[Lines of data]
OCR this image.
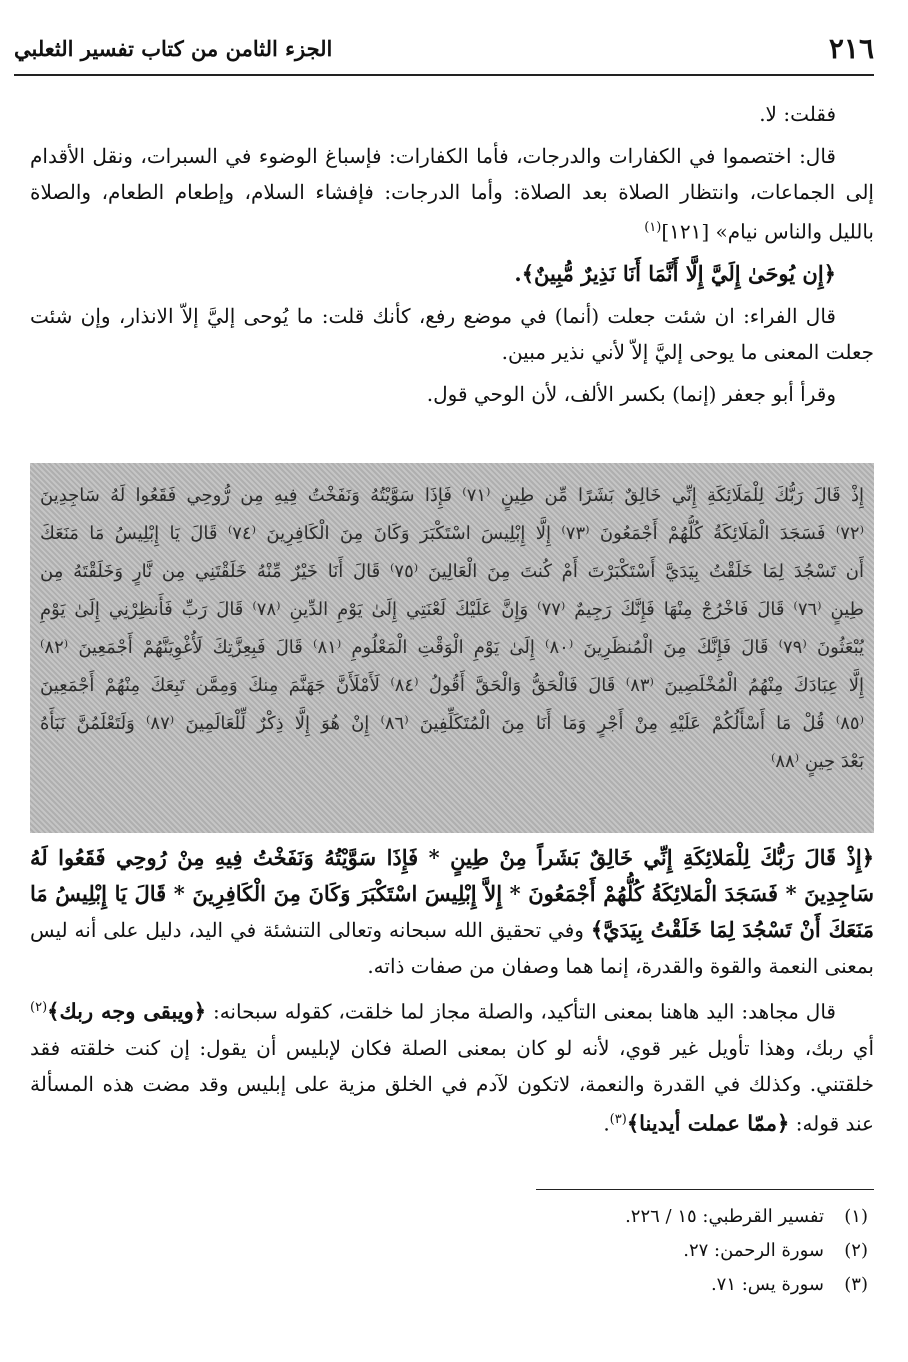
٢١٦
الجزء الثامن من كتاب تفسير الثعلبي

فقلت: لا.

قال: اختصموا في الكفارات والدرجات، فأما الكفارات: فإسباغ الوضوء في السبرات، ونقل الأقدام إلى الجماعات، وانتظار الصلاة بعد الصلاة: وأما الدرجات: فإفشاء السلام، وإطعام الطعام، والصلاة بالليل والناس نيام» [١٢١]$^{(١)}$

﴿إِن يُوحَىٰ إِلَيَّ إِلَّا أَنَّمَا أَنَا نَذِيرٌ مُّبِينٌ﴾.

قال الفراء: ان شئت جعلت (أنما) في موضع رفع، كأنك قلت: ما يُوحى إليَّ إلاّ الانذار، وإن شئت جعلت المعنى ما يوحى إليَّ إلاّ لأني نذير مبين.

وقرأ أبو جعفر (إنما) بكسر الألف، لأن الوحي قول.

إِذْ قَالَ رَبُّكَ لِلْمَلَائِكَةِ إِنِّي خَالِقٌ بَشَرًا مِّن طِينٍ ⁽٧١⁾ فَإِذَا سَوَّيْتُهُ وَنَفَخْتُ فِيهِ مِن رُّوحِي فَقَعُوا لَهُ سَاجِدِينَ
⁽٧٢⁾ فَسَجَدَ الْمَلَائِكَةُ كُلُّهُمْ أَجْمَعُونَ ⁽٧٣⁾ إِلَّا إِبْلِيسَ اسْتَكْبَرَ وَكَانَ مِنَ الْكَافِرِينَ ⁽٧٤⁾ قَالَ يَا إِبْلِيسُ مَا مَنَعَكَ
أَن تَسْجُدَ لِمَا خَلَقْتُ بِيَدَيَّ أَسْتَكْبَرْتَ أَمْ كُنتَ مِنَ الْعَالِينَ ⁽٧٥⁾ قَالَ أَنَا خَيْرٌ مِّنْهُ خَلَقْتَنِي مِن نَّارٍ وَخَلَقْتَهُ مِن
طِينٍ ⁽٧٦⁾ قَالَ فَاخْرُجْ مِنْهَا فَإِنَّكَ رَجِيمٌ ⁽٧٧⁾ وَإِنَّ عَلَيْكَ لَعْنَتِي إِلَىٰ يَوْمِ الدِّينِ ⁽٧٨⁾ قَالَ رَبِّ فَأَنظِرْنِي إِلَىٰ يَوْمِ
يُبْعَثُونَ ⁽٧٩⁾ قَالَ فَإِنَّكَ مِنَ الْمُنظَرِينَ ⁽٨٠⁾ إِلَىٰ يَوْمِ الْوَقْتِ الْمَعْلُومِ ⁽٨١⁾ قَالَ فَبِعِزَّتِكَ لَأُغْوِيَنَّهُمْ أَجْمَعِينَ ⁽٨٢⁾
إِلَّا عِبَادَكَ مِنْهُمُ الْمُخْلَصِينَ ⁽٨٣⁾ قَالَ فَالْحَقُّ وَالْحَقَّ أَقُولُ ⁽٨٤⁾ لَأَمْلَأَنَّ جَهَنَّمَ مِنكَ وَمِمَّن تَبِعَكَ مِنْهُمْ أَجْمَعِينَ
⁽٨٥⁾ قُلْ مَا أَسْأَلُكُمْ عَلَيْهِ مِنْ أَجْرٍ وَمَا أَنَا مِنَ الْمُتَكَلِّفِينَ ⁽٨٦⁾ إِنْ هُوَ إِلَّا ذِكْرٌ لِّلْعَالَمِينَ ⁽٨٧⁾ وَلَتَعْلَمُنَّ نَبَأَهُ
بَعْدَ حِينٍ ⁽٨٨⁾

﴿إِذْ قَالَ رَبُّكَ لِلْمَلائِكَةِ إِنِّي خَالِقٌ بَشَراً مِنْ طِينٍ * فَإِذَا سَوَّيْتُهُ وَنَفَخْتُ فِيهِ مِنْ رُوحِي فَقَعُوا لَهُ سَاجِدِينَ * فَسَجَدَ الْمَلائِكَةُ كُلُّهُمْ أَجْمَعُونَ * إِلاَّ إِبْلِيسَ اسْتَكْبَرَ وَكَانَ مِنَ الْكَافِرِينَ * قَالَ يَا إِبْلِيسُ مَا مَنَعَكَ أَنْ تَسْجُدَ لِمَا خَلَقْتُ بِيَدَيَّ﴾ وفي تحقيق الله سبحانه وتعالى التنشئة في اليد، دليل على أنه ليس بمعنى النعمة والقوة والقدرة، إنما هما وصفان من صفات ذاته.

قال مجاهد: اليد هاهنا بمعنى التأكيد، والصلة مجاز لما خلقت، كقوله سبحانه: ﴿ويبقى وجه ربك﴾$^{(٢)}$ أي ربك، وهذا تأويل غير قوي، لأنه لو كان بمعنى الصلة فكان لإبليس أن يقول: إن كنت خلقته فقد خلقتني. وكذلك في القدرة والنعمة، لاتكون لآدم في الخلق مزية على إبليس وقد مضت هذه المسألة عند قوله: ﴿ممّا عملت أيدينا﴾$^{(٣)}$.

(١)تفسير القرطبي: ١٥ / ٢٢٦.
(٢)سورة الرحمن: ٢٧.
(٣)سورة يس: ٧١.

» DIRECTIONS FOR THIS TASK
Reproduce each entry precisely. Leave the pictures out.

» RESULT
OCR this image.
٢١٦
الجزء الثامن من كتاب تفسير الثعلبي

فقلت: لا.

قال: اختصموا في الكفارات والدرجات، فأما الكفارات: فإسباغ الوضوء في السبرات، ونقل الأقدام إلى الجماعات، وانتظار الصلاة بعد الصلاة: وأما الدرجات: فإفشاء السلام، وإطعام الطعام، والصلاة بالليل والناس نيام» [١٢١]$^{(١)}$

﴿إِن يُوحَىٰ إِلَيَّ إِلَّا أَنَّمَا أَنَا نَذِيرٌ مُّبِينٌ﴾.

قال الفراء: ان شئت جعلت (أنما) في موضع رفع، كأنك قلت: ما يُوحى إليَّ إلاّ الانذار، وإن شئت جعلت المعنى ما يوحى إليَّ إلاّ لأني نذير مبين.

وقرأ أبو جعفر (إنما) بكسر الألف، لأن الوحي قول.

إِذْ قَالَ رَبُّكَ لِلْمَلَائِكَةِ إِنِّي خَالِقٌ بَشَرًا مِّن طِينٍ ⁽٧١⁾ فَإِذَا سَوَّيْتُهُ وَنَفَخْتُ فِيهِ مِن رُّوحِي فَقَعُوا لَهُ سَاجِدِينَ
⁽٧٢⁾ فَسَجَدَ الْمَلَائِكَةُ كُلُّهُمْ أَجْمَعُونَ ⁽٧٣⁾ إِلَّا إِبْلِيسَ اسْتَكْبَرَ وَكَانَ مِنَ الْكَافِرِينَ ⁽٧٤⁾ قَالَ يَا إِبْلِيسُ مَا مَنَعَكَ
أَن تَسْجُدَ لِمَا خَلَقْتُ بِيَدَيَّ أَسْتَكْبَرْتَ أَمْ كُنتَ مِنَ الْعَالِينَ ⁽٧٥⁾ قَالَ أَنَا خَيْرٌ مِّنْهُ خَلَقْتَنِي مِن نَّارٍ وَخَلَقْتَهُ مِن
طِينٍ ⁽٧٦⁾ قَالَ فَاخْرُجْ مِنْهَا فَإِنَّكَ رَجِيمٌ ⁽٧٧⁾ وَإِنَّ عَلَيْكَ لَعْنَتِي إِلَىٰ يَوْمِ الدِّينِ ⁽٧٨⁾ قَالَ رَبِّ فَأَنظِرْنِي إِلَىٰ يَوْمِ
يُبْعَثُونَ ⁽٧٩⁾ قَالَ فَإِنَّكَ مِنَ الْمُنظَرِينَ ⁽٨٠⁾ إِلَىٰ يَوْمِ الْوَقْتِ الْمَعْلُومِ ⁽٨١⁾ قَالَ فَبِعِزَّتِكَ لَأُغْوِيَنَّهُمْ أَجْمَعِينَ ⁽٨٢⁾
إِلَّا عِبَادَكَ مِنْهُمُ الْمُخْلَصِينَ ⁽٨٣⁾ قَالَ فَالْحَقُّ وَالْحَقَّ أَقُولُ ⁽٨٤⁾ لَأَمْلَأَنَّ جَهَنَّمَ مِنكَ وَمِمَّن تَبِعَكَ مِنْهُمْ أَجْمَعِينَ
⁽٨٥⁾ قُلْ مَا أَسْأَلُكُمْ عَلَيْهِ مِنْ أَجْرٍ وَمَا أَنَا مِنَ الْمُتَكَلِّفِينَ ⁽٨٦⁾ إِنْ هُوَ إِلَّا ذِكْرٌ لِّلْعَالَمِينَ ⁽٨٧⁾ وَلَتَعْلَمُنَّ نَبَأَهُ
بَعْدَ حِينٍ ⁽٨٨⁾

﴿إِذْ قَالَ رَبُّكَ لِلْمَلائِكَةِ إِنِّي خَالِقٌ بَشَراً مِنْ طِينٍ * فَإِذَا سَوَّيْتُهُ وَنَفَخْتُ فِيهِ مِنْ رُوحِي فَقَعُوا لَهُ سَاجِدِينَ * فَسَجَدَ الْمَلائِكَةُ كُلُّهُمْ أَجْمَعُونَ * إِلاَّ إِبْلِيسَ اسْتَكْبَرَ وَكَانَ مِنَ الْكَافِرِينَ * قَالَ يَا إِبْلِيسُ مَا مَنَعَكَ أَنْ تَسْجُدَ لِمَا خَلَقْتُ بِيَدَيَّ﴾ وفي تحقيق الله سبحانه وتعالى التنشئة في اليد، دليل على أنه ليس بمعنى النعمة والقوة والقدرة، إنما هما وصفان من صفات ذاته.

قال مجاهد: اليد هاهنا بمعنى التأكيد، والصلة مجاز لما خلقت، كقوله سبحانه: ﴿ويبقى وجه ربك﴾$^{(٢)}$ أي ربك، وهذا تأويل غير قوي، لأنه لو كان بمعنى الصلة فكان لإبليس أن يقول: إن كنت خلقته فقد خلقتني. وكذلك في القدرة والنعمة، لاتكون لآدم في الخلق مزية على إبليس وقد مضت هذه المسألة عند قوله: ﴿ممّا عملت أيدينا﴾$^{(٣)}$.

(١)تفسير القرطبي: ١٥ / ٢٢٦.
(٢)سورة الرحمن: ٢٧.
(٣)سورة يس: ٧١.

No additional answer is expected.